▶ _REQUEST_
Search the material for "agriculture" and show all lines that contain it.

Data listing
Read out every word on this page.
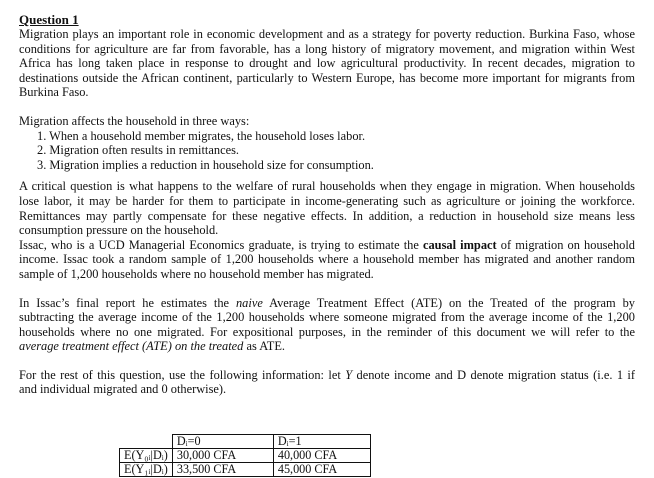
Question 1

Migration plays an important role in economic development and as a strategy for poverty reduction. Burkina Faso, whose
conditions for agriculture are far from favorable, has a long history of migratory movement, and migration within West
Africa has long taken place in response to drought and low agricultural productivity. In recent decades, migration to
destinations outside the African continent, particularly to Western Europe, has become more important for migrants from
Burkina Faso.

Migration affects the household in three ways:

1. When a household member migrates, the household loses labor.
2. Migration often results in remittances.
3. Migration implies a reduction in household size for consumption.

A critical question is what happens to the welfare of rural households when they engage in migration. When households
lose labor, it may be harder for them to participate in income-generating such as agriculture or joining the workforce.
Remittances may partly compensate for these negative effects. In addition, a reduction in household size means less
consumption pressure on the household.

Issac, who is a UCD Managerial Economics graduate, is trying to estimate the causal impact of migration on household
income. Issac took a random sample of 1,200 households where a household member has migrated and another random
sample of 1,200 households where no household member has migrated.

In Issac’s final report he estimates the naive Average Treatment Effect (ATE) on the Treated of the program by
subtracting the average income of the 1,200 households where someone migrated from the average income of the 1,200
households where no one migrated. For expositional purposes, in the reminder of this document we will refer to the
average treatment effect (ATE) on the treated as ATE.

For the rest of this question, use the following information: let Y denote income and D denote migration status (i.e. 1 if
and individual migrated and 0 otherwise).

	Dᵢ=0	Dᵢ=1
E(Y₀ᵢ|Dᵢ)	30,000 CFA	40,000 CFA
E(Y₁ᵢ|Dᵢ)	33,500 CFA	45,000 CFA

▶ _WRITTEN RESPONSE_
conditions for agriculture are far from favorable, has a long history of migratory movement, and migration within West
lose labor, it may be harder for them to participate in income-generating such as agriculture or joining the workforce.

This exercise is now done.